Reproduce the listing word for word, leaving every picture behind.

**TASK INPUTS:**
○ ○ ○ ○ ○
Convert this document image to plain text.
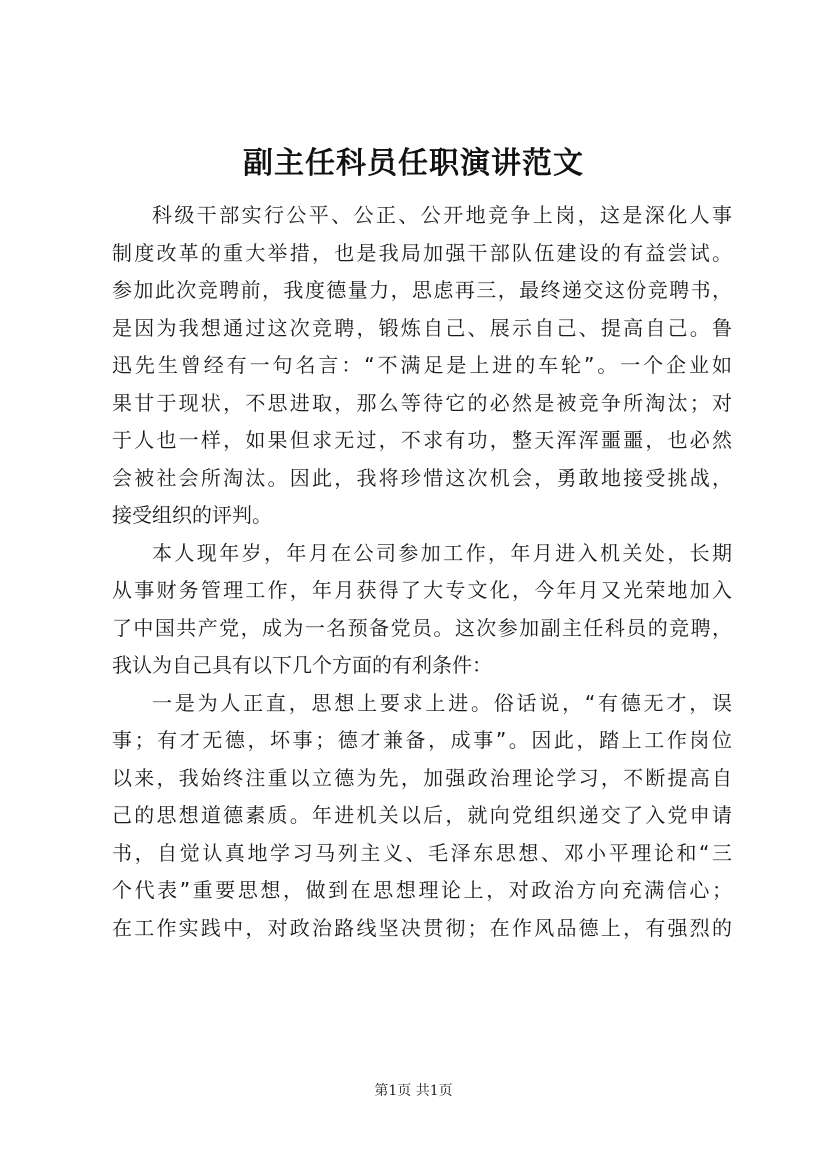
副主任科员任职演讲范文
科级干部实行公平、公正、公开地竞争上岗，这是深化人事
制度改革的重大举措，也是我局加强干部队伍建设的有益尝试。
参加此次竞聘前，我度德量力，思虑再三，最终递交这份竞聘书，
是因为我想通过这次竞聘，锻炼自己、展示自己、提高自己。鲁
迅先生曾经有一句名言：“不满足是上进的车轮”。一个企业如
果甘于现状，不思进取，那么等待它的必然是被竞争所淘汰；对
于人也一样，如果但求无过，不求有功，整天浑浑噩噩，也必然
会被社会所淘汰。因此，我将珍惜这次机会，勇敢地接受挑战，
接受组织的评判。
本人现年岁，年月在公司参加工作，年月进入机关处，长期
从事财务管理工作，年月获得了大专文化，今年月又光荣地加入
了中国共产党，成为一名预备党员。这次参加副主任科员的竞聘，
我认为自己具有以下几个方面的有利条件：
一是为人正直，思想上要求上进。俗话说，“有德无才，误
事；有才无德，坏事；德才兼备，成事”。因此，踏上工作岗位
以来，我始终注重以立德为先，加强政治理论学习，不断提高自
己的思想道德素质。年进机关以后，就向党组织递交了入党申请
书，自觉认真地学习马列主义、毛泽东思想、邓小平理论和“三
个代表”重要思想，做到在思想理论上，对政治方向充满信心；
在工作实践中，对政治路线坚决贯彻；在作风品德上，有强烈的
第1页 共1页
○ ○ ○ ○ ○
**THE RESPONSE:**
Convert this document image to plain text.
副主任科员任职演讲范文
科级干部实行公平、公正、公开地竞争上岗，这是深化人事
制度改革的重大举措，也是我局加强干部队伍建设的有益尝试。
参加此次竞聘前，我度德量力，思虑再三，最终递交这份竞聘书，
是因为我想通过这次竞聘，锻炼自己、展示自己、提高自己。鲁
迅先生曾经有一句名言：“不满足是上进的车轮”。一个企业如
果甘于现状，不思进取，那么等待它的必然是被竞争所淘汰；对
于人也一样，如果但求无过，不求有功，整天浑浑噩噩，也必然
会被社会所淘汰。因此，我将珍惜这次机会，勇敢地接受挑战，
接受组织的评判。
本人现年岁，年月在公司参加工作，年月进入机关处，长期
从事财务管理工作，年月获得了大专文化，今年月又光荣地加入
了中国共产党，成为一名预备党员。这次参加副主任科员的竞聘，
我认为自己具有以下几个方面的有利条件：
一是为人正直，思想上要求上进。俗话说，“有德无才，误
事；有才无德，坏事；德才兼备，成事”。因此，踏上工作岗位
以来，我始终注重以立德为先，加强政治理论学习，不断提高自
己的思想道德素质。年进机关以后，就向党组织递交了入党申请
书，自觉认真地学习马列主义、毛泽东思想、邓小平理论和“三
个代表”重要思想，做到在思想理论上，对政治方向充满信心；
在工作实践中，对政治路线坚决贯彻；在作风品德上，有强烈的
第1页 共1页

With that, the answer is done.